**Exercise details:**
Write out the entries verbatim and leave the images out of the copy.

>> start Extracted material

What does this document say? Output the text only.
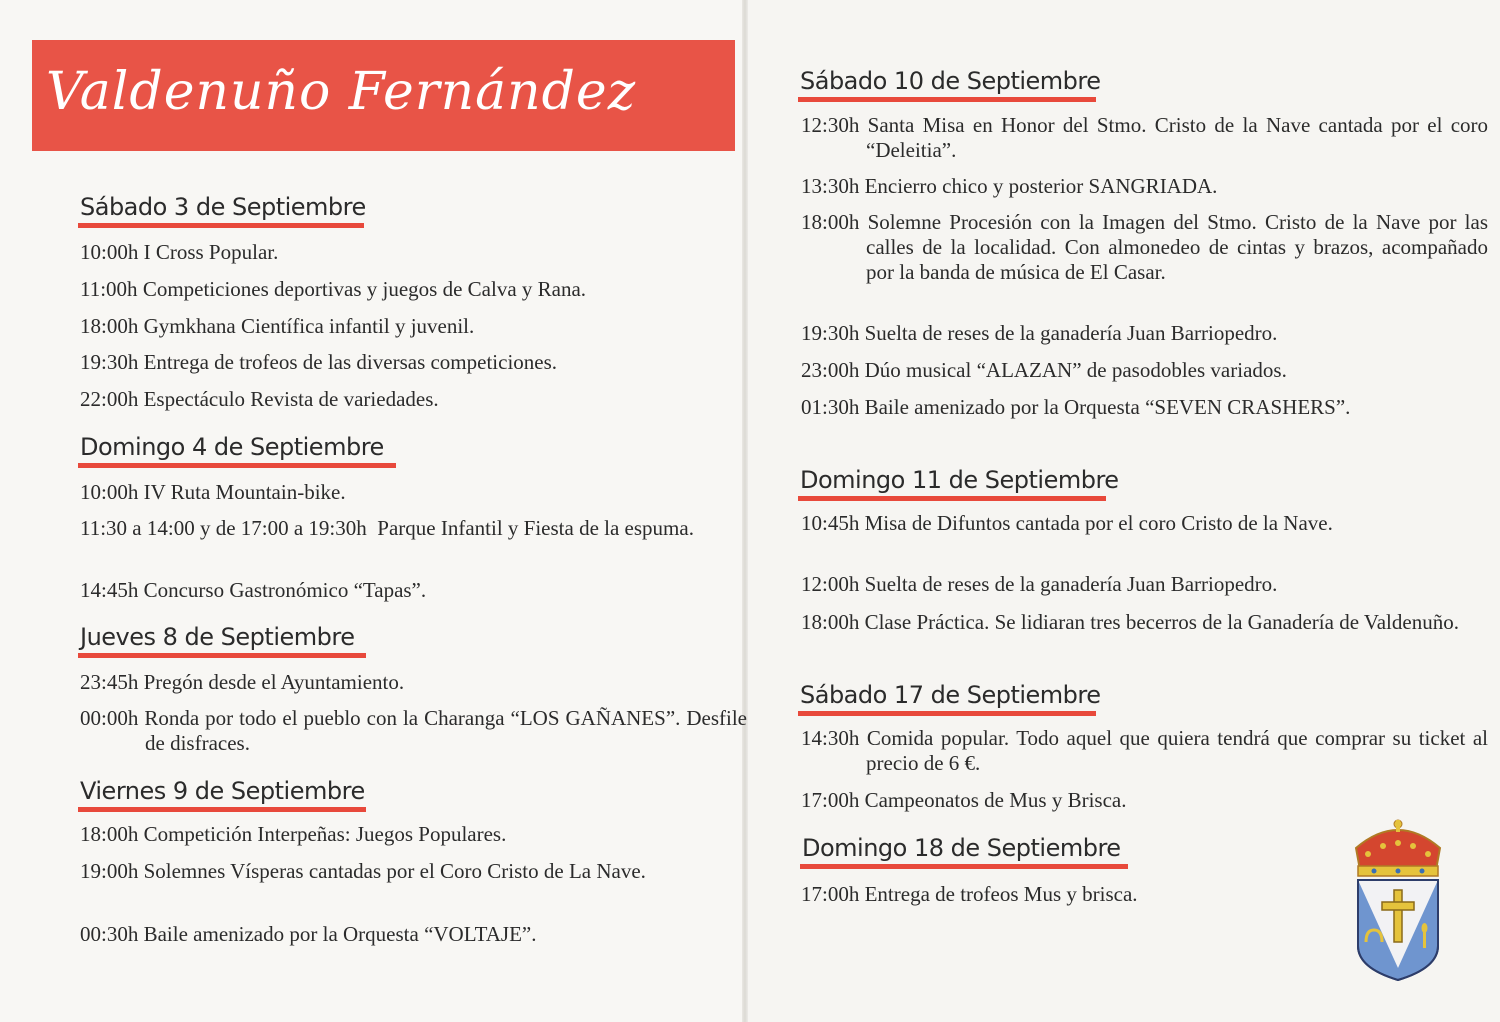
Valdenuño Fernández
Sábado 3 de Septiembre
10:00h I Cross Popular.
11:00h Competiciones deportivas y juegos de Calva y Rana.
18:00h Gymkhana Científica infantil y juvenil.
19:30h Entrega de trofeos de las diversas competiciones.
22:00h Espectáculo Revista de variedades.
Domingo 4 de Septiembre
10:00h IV Ruta Mountain-bike.
11:30 a 14:00 y de 17:00 a 19:30h Parque Infantil y Fiesta de la espuma.
14:45h Concurso Gastronómico “Tapas”.
Jueves 8 de Septiembre
23:45h Pregón desde el Ayuntamiento.
00:00h Ronda por todo el pueblo con la Charanga “LOS GAÑANES”. Desfile de disfraces.
Viernes 9 de Septiembre
18:00h Competición Interpeñas: Juegos Populares.
19:00h Solemnes Vísperas cantadas por el Coro Cristo de La Nave.
00:30h Baile amenizado por la Orquesta “VOLTAJE”.
Sábado 10 de Septiembre
12:30h Santa Misa en Honor del Stmo. Cristo de la Nave cantada por el coro “Deleitia”.
13:30h Encierro chico y posterior SANGRIADA.
18:00h Solemne Procesión con la Imagen del Stmo. Cristo de la Nave por las calles de la localidad. Con almonedeo de cintas y brazos, acompañado por la banda de música de El Casar.
19:30h Suelta de reses de la ganadería Juan Barriopedro.
23:00h Dúo musical “ALAZAN” de pasodobles variados.
01:30h Baile amenizado por la Orquesta “SEVEN CRASHERS”.
Domingo 11 de Septiembre
10:45h Misa de Difuntos cantada por el coro Cristo de la Nave.
12:00h Suelta de reses de la ganadería Juan Barriopedro.
18:00h Clase Práctica. Se lidiaran tres becerros de la Ganadería de Valdenuño.
Sábado 17 de Septiembre
14:30h Comida popular. Todo aquel que quiera tendrá que comprar su ticket al precio de 6 €.
17:00h Campeonatos de Mus y Brisca.
Domingo 18 de Septiembre
17:00h Entrega de trofeos Mus y brisca.
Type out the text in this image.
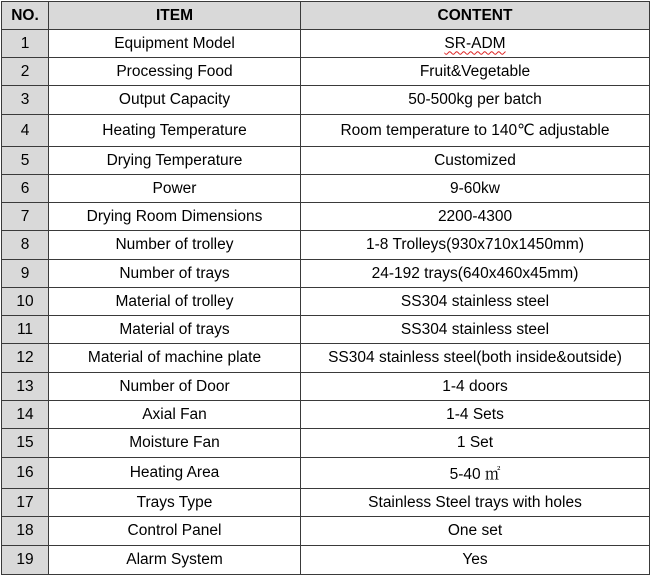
NO.	ITEM	CONTENT
1	Equipment Model	SR-ADM
2	Processing Food	Fruit&Vegetable
3	Output Capacity	50-500kg per batch
4	Heating Temperature	Room temperature to 140℃ adjustable
5	Drying Temperature	Customized
6	Power	9-60kw
7	Drying Room Dimensions	2200-4300
8	Number of trolley	1-8 Trolleys(930x710x1450mm)
9	Number of trays	24-192 trays(640x460x45mm)
10	Material of trolley	SS304 stainless steel
11	Material of trays	SS304 stainless steel
12	Material of machine plate	SS304 stainless steel(both inside&outside)
13	Number of Door	1-4 doors
14	Axial Fan	1-4 Sets
15	Moisture Fan	1 Set
16	Heating Area	5-40 ㎡
17	Trays Type	Stainless Steel trays with holes
18	Control Panel	One set
19	Alarm System	Yes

>> end Extracted material

**Response below:**
What does this document say? Output the text only.
Valdenuño Fernández
Sábado 3 de Septiembre
10:00h I Cross Popular.
11:00h Competiciones deportivas y juegos de Calva y Rana.
18:00h Gymkhana Científica infantil y juvenil.
19:30h Entrega de trofeos de las diversas competiciones.
22:00h Espectáculo Revista de variedades.
Domingo 4 de Septiembre
10:00h IV Ruta Mountain-bike.
11:30 a 14:00 y de 17:00 a 19:30h Parque Infantil y Fiesta de la espuma.
14:45h Concurso Gastronómico “Tapas”.
Jueves 8 de Septiembre
23:45h Pregón desde el Ayuntamiento.
00:00h Ronda por todo el pueblo con la Charanga “LOS GAÑANES”. Desfile de disfraces.
Viernes 9 de Septiembre
18:00h Competición Interpeñas: Juegos Populares.
19:00h Solemnes Vísperas cantadas por el Coro Cristo de La Nave.
00:30h Baile amenizado por la Orquesta “VOLTAJE”.
Sábado 10 de Septiembre
12:30h Santa Misa en Honor del Stmo. Cristo de la Nave cantada por el coro “Deleitia”.
13:30h Encierro chico y posterior SANGRIADA.
18:00h Solemne Procesión con la Imagen del Stmo. Cristo de la Nave por las calles de la localidad. Con almonedeo de cintas y brazos, acompañado por la banda de música de El Casar.
19:30h Suelta de reses de la ganadería Juan Barriopedro.
23:00h Dúo musical “ALAZAN” de pasodobles variados.
01:30h Baile amenizado por la Orquesta “SEVEN CRASHERS”.
Domingo 11 de Septiembre
10:45h Misa de Difuntos cantada por el coro Cristo de la Nave.
12:00h Suelta de reses de la ganadería Juan Barriopedro.
18:00h Clase Práctica. Se lidiaran tres becerros de la Ganadería de Valdenuño.
Sábado 17 de Septiembre
14:30h Comida popular. Todo aquel que quiera tendrá que comprar su ticket al precio de 6 €.
17:00h Campeonatos de Mus y Brisca.
Domingo 18 de Septiembre
17:00h Entrega de trofeos Mus y brisca.
Type out the text in this image.
NO.	ITEM	CONTENT
1	Equipment Model	SR-ADM
2	Processing Food	Fruit&Vegetable
3	Output Capacity	50-500kg per batch
4	Heating Temperature	Room temperature to 140℃ adjustable
5	Drying Temperature	Customized
6	Power	9-60kw
7	Drying Room Dimensions	2200-4300
8	Number of trolley	1-8 Trolleys(930x710x1450mm)
9	Number of trays	24-192 trays(640x460x45mm)
10	Material of trolley	SS304 stainless steel
11	Material of trays	SS304 stainless steel
12	Material of machine plate	SS304 stainless steel(both inside&outside)
13	Number of Door	1-4 doors
14	Axial Fan	1-4 Sets
15	Moisture Fan	1 Set
16	Heating Area	5-40 ㎡
17	Trays Type	Stainless Steel trays with holes
18	Control Panel	One set
19	Alarm System	Yes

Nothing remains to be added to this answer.